>> Start Material provided

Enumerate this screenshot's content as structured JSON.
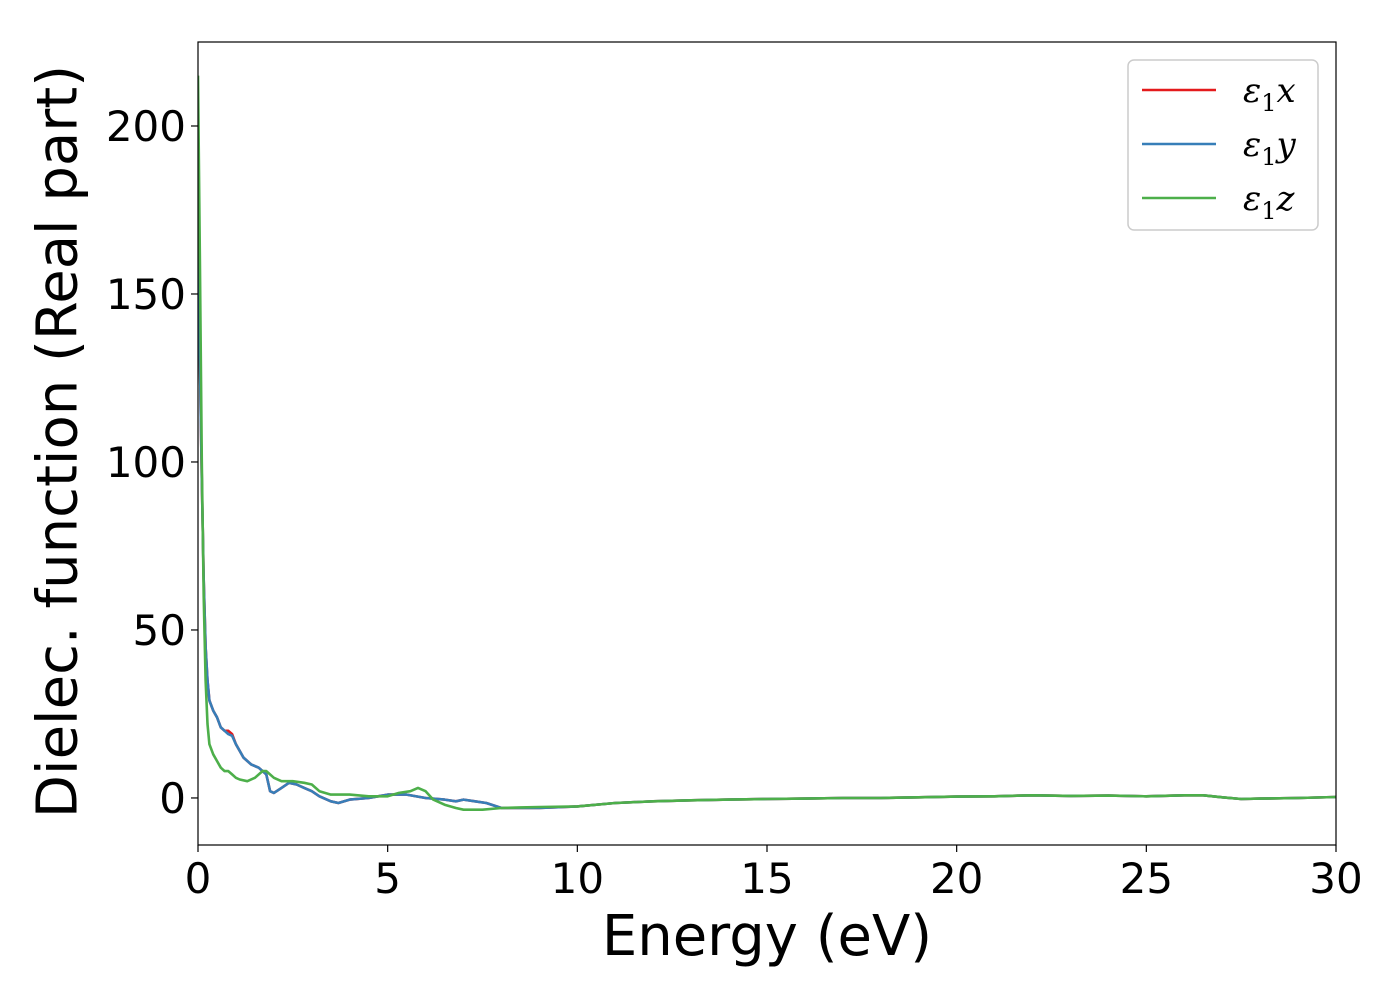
{
  "chart_data": {
    "type": "line",
    "title": "",
    "xlabel": "Energy (eV)",
    "ylabel": "Dielec. function (Real part)",
    "xlim": [
      0,
      30
    ],
    "ylim": [
      -14,
      225
    ],
    "xticks": [
      "0",
      "5",
      "10",
      "15",
      "20",
      "25",
      "30"
    ],
    "yticks": [
      "0",
      "50",
      "100",
      "150",
      "200"
    ],
    "grid": false,
    "legend_position": "top-right",
    "series": [
      {
        "name": "ε1x",
        "legend_base": "ε",
        "legend_sub": "1",
        "legend_suffix": "x",
        "color": "#e41a1c",
        "x": [
          0,
          0.05,
          0.1,
          0.15,
          0.2,
          0.25,
          0.3,
          0.4,
          0.5,
          0.6,
          0.7,
          0.8,
          0.9,
          1.0,
          1.1,
          1.2,
          1.4,
          1.6,
          1.8,
          1.9,
          2.0,
          2.2,
          2.4,
          2.6,
          2.8,
          3.0,
          3.2,
          3.5,
          3.7,
          4.0,
          4.5,
          5.0,
          5.5,
          6.0,
          6.5,
          6.8,
          7.0,
          7.3,
          7.6,
          8.0,
          8.5,
          9.0,
          10.0,
          11.0,
          12.0,
          13.0,
          14.0,
          15.0,
          16.0,
          17.0,
          18.0,
          19.0,
          20.0,
          21.0,
          22.0,
          23.0,
          24.0,
          25.0,
          26.0,
          26.5,
          27.0,
          27.5,
          28.0,
          29.0,
          30.0
        ],
        "y": [
          165,
          130,
          95,
          65,
          45,
          35,
          29,
          26,
          24,
          21,
          20,
          20,
          19,
          16,
          14,
          12,
          10,
          9,
          7,
          2,
          1.5,
          3,
          4.5,
          4,
          3,
          2,
          0.5,
          -1,
          -1.5,
          -0.5,
          0,
          1,
          1,
          0,
          -0.5,
          -1,
          -0.5,
          -1,
          -1.5,
          -3,
          -3,
          -3,
          -2.5,
          -1.5,
          -1,
          -0.7,
          -0.5,
          -0.3,
          -0.2,
          0,
          0,
          0.2,
          0.4,
          0.5,
          0.8,
          0.6,
          0.7,
          0.5,
          0.8,
          0.8,
          0.2,
          -0.3,
          -0.2,
          0,
          0.3
        ]
      },
      {
        "name": "ε1y",
        "legend_base": "ε",
        "legend_sub": "1",
        "legend_suffix": "y",
        "color": "#377eb8",
        "x": [
          0,
          0.05,
          0.1,
          0.15,
          0.2,
          0.25,
          0.3,
          0.4,
          0.5,
          0.6,
          0.7,
          0.8,
          0.9,
          1.0,
          1.1,
          1.2,
          1.4,
          1.6,
          1.8,
          1.9,
          2.0,
          2.2,
          2.4,
          2.6,
          2.8,
          3.0,
          3.2,
          3.5,
          3.7,
          4.0,
          4.5,
          5.0,
          5.5,
          6.0,
          6.5,
          6.8,
          7.0,
          7.3,
          7.6,
          8.0,
          8.5,
          9.0,
          10.0,
          11.0,
          12.0,
          13.0,
          14.0,
          15.0,
          16.0,
          17.0,
          18.0,
          19.0,
          20.0,
          21.0,
          22.0,
          23.0,
          24.0,
          25.0,
          26.0,
          26.5,
          27.0,
          27.5,
          28.0,
          29.0,
          30.0
        ],
        "y": [
          165,
          130,
          95,
          65,
          45,
          35,
          29,
          26,
          24,
          21,
          20,
          19,
          18.5,
          16,
          14,
          12,
          10,
          9,
          7,
          2,
          1.5,
          3,
          4.5,
          4,
          3,
          2,
          0.5,
          -1,
          -1.5,
          -0.5,
          0,
          1,
          1,
          0,
          -0.5,
          -1,
          -0.5,
          -1,
          -1.5,
          -3,
          -3,
          -3,
          -2.5,
          -1.5,
          -1,
          -0.7,
          -0.5,
          -0.3,
          -0.2,
          0,
          0,
          0.2,
          0.4,
          0.5,
          0.8,
          0.6,
          0.7,
          0.5,
          0.8,
          0.8,
          0.2,
          -0.3,
          -0.2,
          0,
          0.3
        ]
      },
      {
        "name": "ε1z",
        "legend_base": "ε",
        "legend_sub": "1",
        "legend_suffix": "z",
        "color": "#4daf4a",
        "x": [
          0,
          0.05,
          0.1,
          0.15,
          0.2,
          0.25,
          0.3,
          0.4,
          0.5,
          0.6,
          0.7,
          0.8,
          0.9,
          1.0,
          1.1,
          1.3,
          1.5,
          1.7,
          1.8,
          2.0,
          2.2,
          2.5,
          2.8,
          3.0,
          3.2,
          3.5,
          4.0,
          4.5,
          5.0,
          5.3,
          5.6,
          5.8,
          6.0,
          6.2,
          6.5,
          6.8,
          7.0,
          7.5,
          8.0,
          8.5,
          9.0,
          10.0,
          11.0,
          12.0,
          13.0,
          14.0,
          15.0,
          16.0,
          17.0,
          18.0,
          19.0,
          20.0,
          21.0,
          22.0,
          23.0,
          24.0,
          25.0,
          26.0,
          26.5,
          27.0,
          27.5,
          28.0,
          29.0,
          30.0
        ],
        "y": [
          215,
          160,
          100,
          60,
          35,
          22,
          16,
          13,
          11,
          9,
          8,
          8,
          7,
          6,
          5.5,
          5,
          6,
          8,
          8,
          6,
          5,
          5,
          4.5,
          4,
          2,
          1,
          1,
          0.5,
          0.5,
          1.5,
          2,
          3,
          2,
          -0.5,
          -2,
          -3,
          -3.5,
          -3.5,
          -3,
          -2.8,
          -2.7,
          -2.5,
          -1.5,
          -1,
          -0.7,
          -0.5,
          -0.3,
          -0.2,
          0,
          0,
          0.2,
          0.4,
          0.5,
          0.8,
          0.6,
          0.7,
          0.5,
          0.8,
          0.8,
          0.2,
          -0.3,
          -0.2,
          0,
          0.3
        ]
      }
    ]
  }
}
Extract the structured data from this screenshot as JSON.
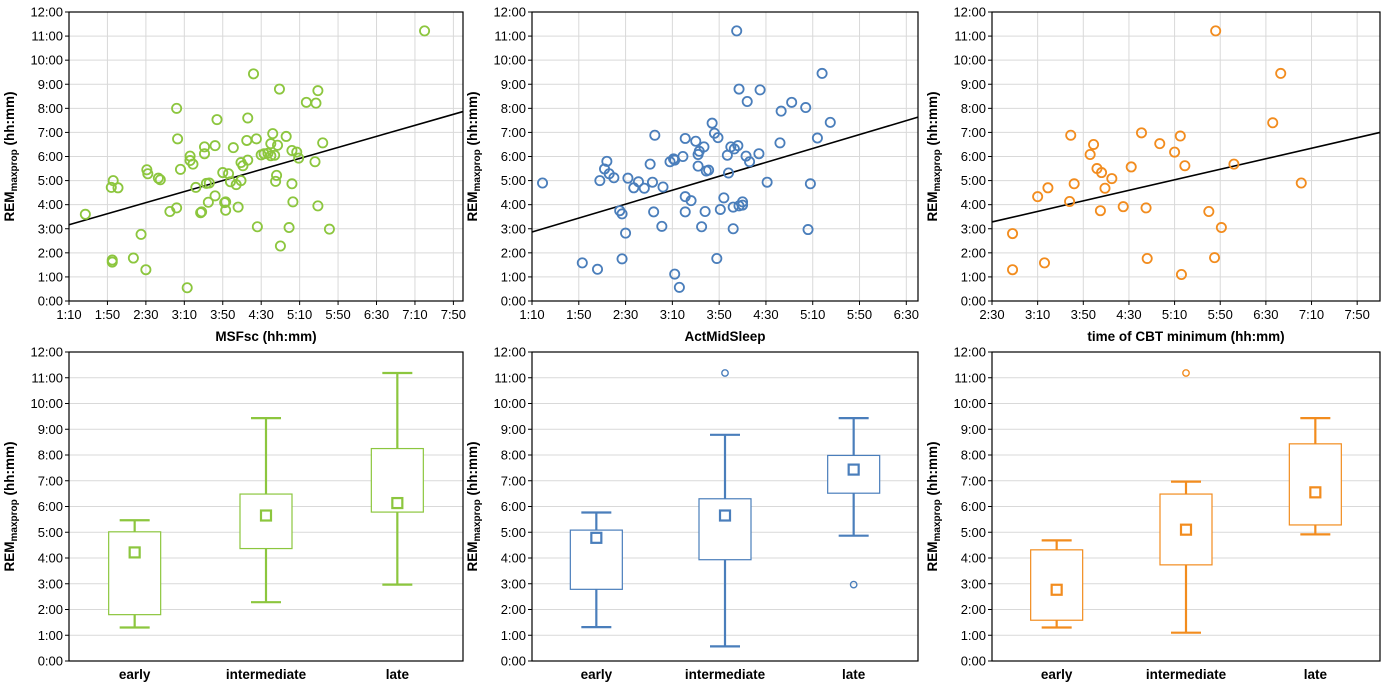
{
  "chart_data": [
    {
      "type": "scatter",
      "color": "#8CC63E",
      "xlabel": "MSFsc (hh:mm)",
      "ylabel": {
        "main": "REM",
        "sub": "maxprop",
        "unit": " (hh:mm)"
      },
      "xlim": [
        70,
        480
      ],
      "ylim": [
        0,
        720
      ],
      "x_ticks": [
        "1:10",
        "1:50",
        "2:30",
        "3:10",
        "3:50",
        "4:30",
        "5:10",
        "5:50",
        "6:30",
        "7:10",
        "7:50"
      ],
      "y_ticks": [
        "0:00",
        "1:00",
        "2:00",
        "3:00",
        "4:00",
        "5:00",
        "6:00",
        "7:00",
        "8:00",
        "9:00",
        "10:00",
        "11:00",
        "12:00"
      ],
      "grid": true,
      "fit_line": [
        [
          70,
          190
        ],
        [
          480,
          472
        ]
      ],
      "points": [
        [
          87,
          216
        ],
        [
          115,
          102
        ],
        [
          115,
          97
        ],
        [
          114,
          283
        ],
        [
          116,
          300
        ],
        [
          121,
          282
        ],
        [
          137,
          107
        ],
        [
          145,
          166
        ],
        [
          151,
          327
        ],
        [
          152,
          317
        ],
        [
          150,
          78
        ],
        [
          163,
          306
        ],
        [
          165,
          302
        ],
        [
          175,
          223
        ],
        [
          182,
          480
        ],
        [
          183,
          404
        ],
        [
          182,
          232
        ],
        [
          186,
          328
        ],
        [
          193,
          33
        ],
        [
          196,
          350
        ],
        [
          196,
          361
        ],
        [
          199,
          341
        ],
        [
          202,
          283
        ],
        [
          207,
          220
        ],
        [
          208,
          222
        ],
        [
          211,
          367
        ],
        [
          211,
          384
        ],
        [
          213,
          293
        ],
        [
          215,
          246
        ],
        [
          216,
          294
        ],
        [
          222,
          262
        ],
        [
          222,
          387
        ],
        [
          224,
          452
        ],
        [
          230,
          320
        ],
        [
          233,
          247
        ],
        [
          233,
          226
        ],
        [
          232,
          245
        ],
        [
          236,
          317
        ],
        [
          238,
          297
        ],
        [
          241,
          382
        ],
        [
          244,
          290
        ],
        [
          246,
          234
        ],
        [
          249,
          300
        ],
        [
          251,
          337
        ],
        [
          249,
          345
        ],
        [
          255,
          400
        ],
        [
          256,
          456
        ],
        [
          256,
          351
        ],
        [
          262,
          566
        ],
        [
          265,
          404
        ],
        [
          266,
          185
        ],
        [
          270,
          364
        ],
        [
          273,
          367
        ],
        [
          277,
          368
        ],
        [
          280,
          362
        ],
        [
          280,
          392
        ],
        [
          282,
          417
        ],
        [
          284,
          363
        ],
        [
          285,
          298
        ],
        [
          286,
          313
        ],
        [
          287,
          388
        ],
        [
          289,
          528
        ],
        [
          290,
          137
        ],
        [
          296,
          410
        ],
        [
          299,
          183
        ],
        [
          302,
          375
        ],
        [
          302,
          292
        ],
        [
          303,
          247
        ],
        [
          307,
          371
        ],
        [
          309,
          356
        ],
        [
          317,
          495
        ],
        [
          326,
          347
        ],
        [
          327,
          493
        ],
        [
          329,
          524
        ],
        [
          329,
          237
        ],
        [
          334,
          394
        ],
        [
          341,
          179
        ],
        [
          440,
          673
        ]
      ]
    },
    {
      "type": "scatter",
      "color": "#4A7EBB",
      "xlabel": "ActMidSleep",
      "ylabel": {
        "main": "REM",
        "sub": "maxprop",
        "unit": " (hh:mm)"
      },
      "xlim": [
        70,
        400
      ],
      "ylim": [
        0,
        720
      ],
      "x_ticks": [
        "1:10",
        "1:50",
        "2:30",
        "3:10",
        "3:50",
        "4:30",
        "5:10",
        "5:50",
        "6:30"
      ],
      "y_ticks": [
        "0:00",
        "1:00",
        "2:00",
        "3:00",
        "4:00",
        "5:00",
        "6:00",
        "7:00",
        "8:00",
        "9:00",
        "10:00",
        "11:00",
        "12:00"
      ],
      "grid": true,
      "fit_line": [
        [
          70,
          172
        ],
        [
          400,
          458
        ]
      ],
      "points": [
        [
          79,
          294
        ],
        [
          113,
          95
        ],
        [
          126,
          79
        ],
        [
          128,
          300
        ],
        [
          132,
          329
        ],
        [
          134,
          348
        ],
        [
          136,
          317
        ],
        [
          140,
          307
        ],
        [
          145,
          225
        ],
        [
          147,
          105
        ],
        [
          147,
          217
        ],
        [
          150,
          169
        ],
        [
          152,
          306
        ],
        [
          157,
          282
        ],
        [
          161,
          297
        ],
        [
          166,
          281
        ],
        [
          171,
          341
        ],
        [
          173,
          296
        ],
        [
          174,
          222
        ],
        [
          175,
          413
        ],
        [
          181,
          186
        ],
        [
          182,
          284
        ],
        [
          188,
          347
        ],
        [
          191,
          354
        ],
        [
          192,
          67
        ],
        [
          192,
          351
        ],
        [
          196,
          34
        ],
        [
          199,
          360
        ],
        [
          201,
          405
        ],
        [
          201,
          260
        ],
        [
          201,
          222
        ],
        [
          206,
          250
        ],
        [
          210,
          398
        ],
        [
          212,
          336
        ],
        [
          212,
          365
        ],
        [
          213,
          373
        ],
        [
          215,
          185
        ],
        [
          217,
          384
        ],
        [
          218,
          223
        ],
        [
          219,
          324
        ],
        [
          221,
          326
        ],
        [
          224,
          443
        ],
        [
          226,
          418
        ],
        [
          228,
          106
        ],
        [
          229,
          407
        ],
        [
          231,
          228
        ],
        [
          234,
          257
        ],
        [
          237,
          363
        ],
        [
          238,
          319
        ],
        [
          240,
          384
        ],
        [
          242,
          234
        ],
        [
          242,
          180
        ],
        [
          243,
          379
        ],
        [
          246,
          387
        ],
        [
          245,
          673
        ],
        [
          247,
          237
        ],
        [
          247,
          528
        ],
        [
          250,
          247
        ],
        [
          250,
          239
        ],
        [
          253,
          361
        ],
        [
          254,
          497
        ],
        [
          256,
          347
        ],
        [
          264,
          367
        ],
        [
          265,
          526
        ],
        [
          271,
          296
        ],
        [
          282,
          394
        ],
        [
          283,
          473
        ],
        [
          292,
          495
        ],
        [
          304,
          482
        ],
        [
          306,
          178
        ],
        [
          308,
          292
        ],
        [
          314,
          406
        ],
        [
          318,
          567
        ],
        [
          325,
          445
        ]
      ]
    },
    {
      "type": "scatter",
      "color": "#F28C1E",
      "xlabel": "time of CBT minimum (hh:mm)",
      "ylabel": {
        "main": "REM",
        "sub": "maxprop",
        "unit": " (hh:mm)"
      },
      "xlim": [
        150,
        490
      ],
      "ylim": [
        0,
        720
      ],
      "x_ticks": [
        "2:30",
        "3:10",
        "3:50",
        "4:30",
        "5:10",
        "5:50",
        "6:30",
        "7:10",
        "7:50"
      ],
      "y_ticks": [
        "0:00",
        "1:00",
        "2:00",
        "3:00",
        "4:00",
        "5:00",
        "6:00",
        "7:00",
        "8:00",
        "9:00",
        "10:00",
        "11:00",
        "12:00"
      ],
      "grid": true,
      "fit_line": [
        [
          150,
          197
        ],
        [
          490,
          420
        ]
      ],
      "points": [
        [
          168,
          168
        ],
        [
          168,
          78
        ],
        [
          190,
          260
        ],
        [
          196,
          95
        ],
        [
          199,
          282
        ],
        [
          218,
          248
        ],
        [
          219,
          413
        ],
        [
          222,
          292
        ],
        [
          236,
          365
        ],
        [
          239,
          390
        ],
        [
          242,
          330
        ],
        [
          245,
          225
        ],
        [
          246,
          320
        ],
        [
          249,
          281
        ],
        [
          255,
          305
        ],
        [
          265,
          235
        ],
        [
          272,
          334
        ],
        [
          281,
          419
        ],
        [
          285,
          232
        ],
        [
          286,
          106
        ],
        [
          297,
          392
        ],
        [
          310,
          371
        ],
        [
          315,
          411
        ],
        [
          316,
          66
        ],
        [
          319,
          337
        ],
        [
          340,
          223
        ],
        [
          345,
          108
        ],
        [
          346,
          673
        ],
        [
          351,
          183
        ],
        [
          362,
          341
        ],
        [
          396,
          444
        ],
        [
          403,
          567
        ],
        [
          421,
          294
        ]
      ]
    },
    {
      "type": "box",
      "color": "#8CC63E",
      "categories": [
        "early",
        "intermediate",
        "late"
      ],
      "ylabel": {
        "main": "REM",
        "sub": "maxprop",
        "unit": " (hh:mm)"
      },
      "ylim": [
        0,
        720
      ],
      "y_ticks": [
        "0:00",
        "1:00",
        "2:00",
        "3:00",
        "4:00",
        "5:00",
        "6:00",
        "7:00",
        "8:00",
        "9:00",
        "10:00",
        "11:00",
        "12:00"
      ],
      "grid": true,
      "boxes": [
        {
          "q1": 108,
          "q3": 301,
          "low": 78,
          "high": 328,
          "center": 253,
          "outliers": []
        },
        {
          "q1": 262,
          "q3": 389,
          "low": 137,
          "high": 566,
          "center": 339,
          "outliers": []
        },
        {
          "q1": 347,
          "q3": 495,
          "low": 178,
          "high": 671,
          "center": 368,
          "outliers": []
        }
      ]
    },
    {
      "type": "box",
      "color": "#4A7EBB",
      "categories": [
        "early",
        "intermediate",
        "late"
      ],
      "ylabel": {
        "main": "REM",
        "sub": "maxprop",
        "unit": " (hh:mm)"
      },
      "ylim": [
        0,
        720
      ],
      "y_ticks": [
        "0:00",
        "1:00",
        "2:00",
        "3:00",
        "4:00",
        "5:00",
        "6:00",
        "7:00",
        "8:00",
        "9:00",
        "10:00",
        "11:00",
        "12:00"
      ],
      "grid": true,
      "boxes": [
        {
          "q1": 167,
          "q3": 305,
          "low": 79,
          "high": 346,
          "center": 287,
          "outliers": []
        },
        {
          "q1": 236,
          "q3": 378,
          "low": 34,
          "high": 527,
          "center": 339,
          "outliers": [
            671
          ]
        },
        {
          "q1": 391,
          "q3": 479,
          "low": 292,
          "high": 566,
          "center": 446,
          "outliers": [
            178
          ]
        }
      ]
    },
    {
      "type": "box",
      "color": "#F28C1E",
      "categories": [
        "early",
        "intermediate",
        "late"
      ],
      "ylabel": {
        "main": "REM",
        "sub": "maxprop",
        "unit": " (hh:mm)"
      },
      "ylim": [
        0,
        720
      ],
      "y_ticks": [
        "0:00",
        "1:00",
        "2:00",
        "3:00",
        "4:00",
        "5:00",
        "6:00",
        "7:00",
        "8:00",
        "9:00",
        "10:00",
        "11:00",
        "12:00"
      ],
      "grid": true,
      "boxes": [
        {
          "q1": 95,
          "q3": 259,
          "low": 78,
          "high": 281,
          "center": 166,
          "outliers": []
        },
        {
          "q1": 224,
          "q3": 389,
          "low": 66,
          "high": 418,
          "center": 306,
          "outliers": [
            671
          ]
        },
        {
          "q1": 317,
          "q3": 506,
          "low": 295,
          "high": 566,
          "center": 393,
          "outliers": []
        }
      ]
    }
  ]
}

>> End Material provided

§ Problem to work on: Take every line containing the word "this" and copy it.

§ Result of the exercise:
Enumerate this screenshot's content as structured JSON.
Extract the structured data from this screenshot as JSON.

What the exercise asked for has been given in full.